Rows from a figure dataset
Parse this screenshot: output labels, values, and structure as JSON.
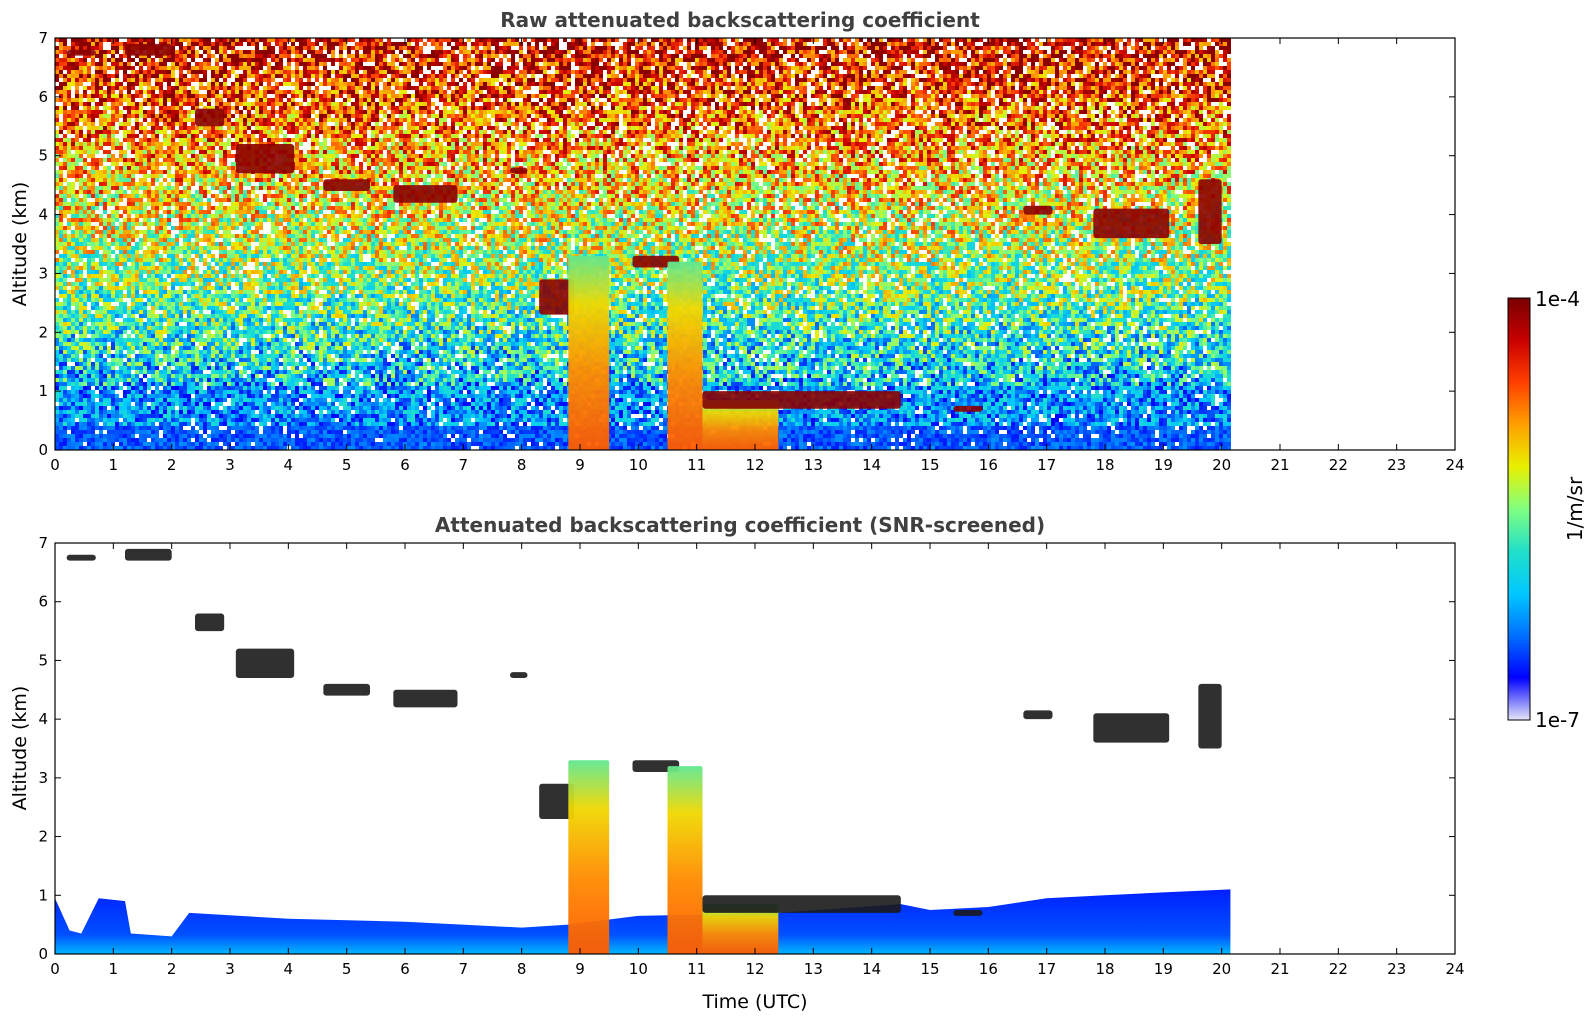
{
  "chart_data": [
    {
      "type": "heatmap",
      "title": "Raw attenuated backscattering coefficient",
      "xlabel": "",
      "ylabel": "Altitude (km)",
      "xlim": [
        0,
        24
      ],
      "ylim": [
        0,
        7
      ],
      "xticks": [
        "0",
        "1",
        "2",
        "3",
        "4",
        "5",
        "6",
        "7",
        "8",
        "9",
        "10",
        "11",
        "12",
        "13",
        "14",
        "15",
        "16",
        "17",
        "18",
        "19",
        "20",
        "21",
        "22",
        "23",
        "24"
      ],
      "yticks": [
        "0",
        "1",
        "2",
        "3",
        "4",
        "5",
        "6",
        "7"
      ],
      "data_end_time": 20.15,
      "background": "noise increasing with altitude; boundary layer below ~1 km",
      "features": [
        {
          "name": "cirrus",
          "t0": 0.2,
          "t1": 0.7,
          "z0": 6.7,
          "z1": 6.8
        },
        {
          "name": "cirrus",
          "t0": 1.2,
          "t1": 2.0,
          "z0": 6.7,
          "z1": 6.9
        },
        {
          "name": "cirrus",
          "t0": 2.4,
          "t1": 2.9,
          "z0": 5.5,
          "z1": 5.8
        },
        {
          "name": "cirrus",
          "t0": 3.1,
          "t1": 4.1,
          "z0": 4.7,
          "z1": 5.2
        },
        {
          "name": "cirrus",
          "t0": 4.6,
          "t1": 5.4,
          "z0": 4.4,
          "z1": 4.6
        },
        {
          "name": "cirrus",
          "t0": 5.8,
          "t1": 6.9,
          "z0": 4.2,
          "z1": 4.5
        },
        {
          "name": "cirrus",
          "t0": 7.8,
          "t1": 8.1,
          "z0": 4.7,
          "z1": 4.8
        },
        {
          "name": "mid-level cloud",
          "t0": 8.3,
          "t1": 8.9,
          "z0": 2.3,
          "z1": 2.9
        },
        {
          "name": "mid-level cloud",
          "t0": 9.9,
          "t1": 10.7,
          "z0": 3.1,
          "z1": 3.3
        },
        {
          "name": "precipitation",
          "t0": 8.8,
          "t1": 9.5,
          "z0": 0.0,
          "z1": 3.3
        },
        {
          "name": "precipitation",
          "t0": 10.5,
          "t1": 11.1,
          "z0": 0.0,
          "z1": 3.2
        },
        {
          "name": "precipitation",
          "t0": 11.1,
          "t1": 12.4,
          "z0": 0.0,
          "z1": 0.85
        },
        {
          "name": "low cloud",
          "t0": 11.1,
          "t1": 14.5,
          "z0": 0.7,
          "z1": 1.0
        },
        {
          "name": "low cloud",
          "t0": 15.4,
          "t1": 15.9,
          "z0": 0.65,
          "z1": 0.75
        },
        {
          "name": "cirrus",
          "t0": 16.6,
          "t1": 17.1,
          "z0": 4.0,
          "z1": 4.15
        },
        {
          "name": "cirrus",
          "t0": 17.8,
          "t1": 19.1,
          "z0": 3.6,
          "z1": 4.1
        },
        {
          "name": "cirrus",
          "t0": 19.6,
          "t1": 20.0,
          "z0": 3.5,
          "z1": 4.6
        }
      ]
    },
    {
      "type": "heatmap",
      "title": "Attenuated backscattering coefficient (SNR-screened)",
      "xlabel": "Time (UTC)",
      "ylabel": "Altitude (km)",
      "xlim": [
        0,
        24
      ],
      "ylim": [
        0,
        7
      ],
      "xticks": [
        "0",
        "1",
        "2",
        "3",
        "4",
        "5",
        "6",
        "7",
        "8",
        "9",
        "10",
        "11",
        "12",
        "13",
        "14",
        "15",
        "16",
        "17",
        "18",
        "19",
        "20",
        "21",
        "22",
        "23",
        "24"
      ],
      "yticks": [
        "0",
        "1",
        "2",
        "3",
        "4",
        "5",
        "6",
        "7"
      ],
      "data_end_time": 20.15,
      "background": "noise removed; only boundary layer and cloud/precipitation signals remain",
      "boundary_layer_top": [
        [
          0,
          0.95
        ],
        [
          0.25,
          0.4
        ],
        [
          0.45,
          0.35
        ],
        [
          0.75,
          0.95
        ],
        [
          1.2,
          0.9
        ],
        [
          1.3,
          0.35
        ],
        [
          2.0,
          0.3
        ],
        [
          2.3,
          0.7
        ],
        [
          4.0,
          0.6
        ],
        [
          6.0,
          0.55
        ],
        [
          8.0,
          0.45
        ],
        [
          8.8,
          0.5
        ],
        [
          10.0,
          0.65
        ],
        [
          12.4,
          0.7
        ],
        [
          14.5,
          0.85
        ],
        [
          15.0,
          0.75
        ],
        [
          16.0,
          0.8
        ],
        [
          17.0,
          0.95
        ],
        [
          18.0,
          1.0
        ],
        [
          19.0,
          1.05
        ],
        [
          20.15,
          1.1
        ]
      ]
    }
  ],
  "colorbar": {
    "label": "1/m/sr",
    "min_label": "1e-7",
    "max_label": "1e-4",
    "stops": [
      "#e6e6f8",
      "#0000ff",
      "#0070ff",
      "#00c8ff",
      "#20e0c8",
      "#80ff80",
      "#e8f000",
      "#ffa000",
      "#ff4000",
      "#c80000",
      "#780000"
    ]
  }
}
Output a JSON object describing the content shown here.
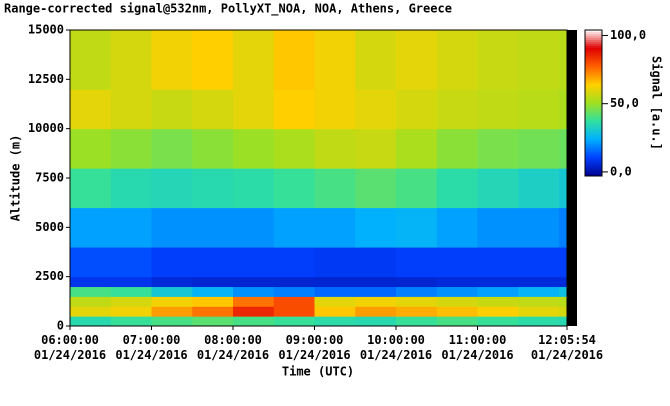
{
  "chart_data": {
    "type": "heatmap",
    "title": "Range-corrected signal@532nm, PollyXT_NOA, NOA, Athens, Greece",
    "xlabel": "Time (UTC)",
    "ylabel": "Altitude (m)",
    "colorbar_label": "Signal [a.u.]",
    "x": [
      6,
      6.5,
      7,
      7.5,
      8,
      8.5,
      9,
      9.5,
      10,
      10.5,
      11,
      11.5,
      12,
      12.0983
    ],
    "y": [
      0,
      500,
      1000,
      1500,
      2000,
      2500,
      4000,
      6000,
      8000,
      10000,
      12000,
      15000
    ],
    "values": [
      [
        35,
        38,
        40,
        42,
        40,
        38,
        36,
        35,
        38,
        40,
        38,
        36,
        35
      ],
      [
        60,
        62,
        70,
        75,
        85,
        80,
        65,
        70,
        68,
        66,
        64,
        60,
        58
      ],
      [
        55,
        58,
        62,
        65,
        75,
        80,
        60,
        62,
        60,
        58,
        56,
        55,
        54
      ],
      [
        40,
        38,
        30,
        25,
        20,
        18,
        15,
        15,
        18,
        20,
        22,
        25,
        28
      ],
      [
        8,
        8,
        6,
        5,
        5,
        5,
        5,
        5,
        5,
        6,
        6,
        6,
        6
      ],
      [
        12,
        12,
        10,
        10,
        10,
        10,
        9,
        9,
        10,
        10,
        10,
        10,
        10
      ],
      [
        22,
        22,
        20,
        20,
        20,
        22,
        22,
        24,
        25,
        22,
        20,
        20,
        18
      ],
      [
        38,
        35,
        34,
        35,
        36,
        38,
        40,
        42,
        40,
        36,
        34,
        32,
        30
      ],
      [
        50,
        48,
        46,
        48,
        50,
        52,
        55,
        56,
        52,
        48,
        46,
        45,
        44
      ],
      [
        60,
        58,
        56,
        58,
        60,
        64,
        62,
        60,
        58,
        56,
        55,
        54,
        52
      ],
      [
        55,
        58,
        62,
        64,
        60,
        65,
        62,
        58,
        60,
        58,
        56,
        55,
        54
      ]
    ],
    "xlim": [
      6,
      12.0983
    ],
    "xticks": [
      {
        "value": 6,
        "label": "06:00:00 01/24/2016"
      },
      {
        "value": 7,
        "label": "07:00:00 01/24/2016"
      },
      {
        "value": 8,
        "label": "08:00:00 01/24/2016"
      },
      {
        "value": 9,
        "label": "09:00:00 01/24/2016"
      },
      {
        "value": 10,
        "label": "10:00:00 01/24/2016"
      },
      {
        "value": 11,
        "label": "11:00:00 01/24/2016"
      },
      {
        "value": 12.0983,
        "label": "12:05:54 01/24/2016"
      }
    ],
    "ylim": [
      0,
      15000
    ],
    "yticks": [
      0,
      2500,
      5000,
      7500,
      10000,
      12500,
      15000
    ],
    "zlim": [
      -3,
      104
    ],
    "zticks": [
      {
        "value": 0,
        "label": "0,0"
      },
      {
        "value": 50,
        "label": "50,0"
      },
      {
        "value": 100,
        "label": "100,0"
      }
    ],
    "colormap": [
      "#000090",
      "#0040ff",
      "#00b0ff",
      "#30e0a0",
      "#a0e020",
      "#ffd000",
      "#ff6000",
      "#e00000",
      "#ffffff"
    ]
  }
}
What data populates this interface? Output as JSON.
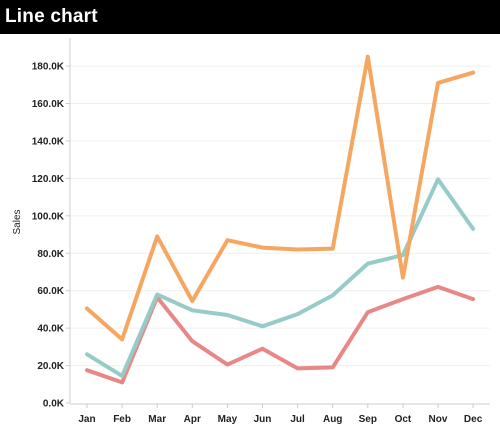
{
  "header": {
    "title": "Line chart"
  },
  "chart_data": {
    "type": "line",
    "title": "Line chart",
    "xlabel": "",
    "ylabel": "Sales",
    "ylim": [
      0,
      195000
    ],
    "grid": true,
    "legend": "none",
    "categories": [
      "Jan",
      "Feb",
      "Mar",
      "Apr",
      "May",
      "Jun",
      "Jul",
      "Aug",
      "Sep",
      "Oct",
      "Nov",
      "Dec"
    ],
    "y_ticks": [
      0,
      20000,
      40000,
      60000,
      80000,
      100000,
      120000,
      140000,
      160000,
      180000
    ],
    "y_tick_labels": [
      "0.0K",
      "20.0K",
      "40.0K",
      "60.0K",
      "80.0K",
      "100.0K",
      "120.0K",
      "140.0K",
      "160.0K",
      "180.0K"
    ],
    "series": [
      {
        "color": "#f5a660",
        "values": [
          50500,
          34000,
          89000,
          54500,
          87000,
          83000,
          82000,
          82500,
          185000,
          67000,
          171000,
          176500
        ]
      },
      {
        "color": "#96cbc7",
        "values": [
          26000,
          14500,
          58000,
          49500,
          47000,
          41000,
          47500,
          57500,
          74500,
          79000,
          119500,
          93000
        ]
      },
      {
        "color": "#e88886",
        "values": [
          17500,
          11000,
          56500,
          33000,
          20500,
          29000,
          18500,
          19000,
          48500,
          55500,
          62000,
          55500
        ]
      }
    ]
  }
}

# WHAT THE EXERCISE ASKS
Count the lines in which the string "xlabel" appears, then report only that figure.

# FINISHED EXERCISE
4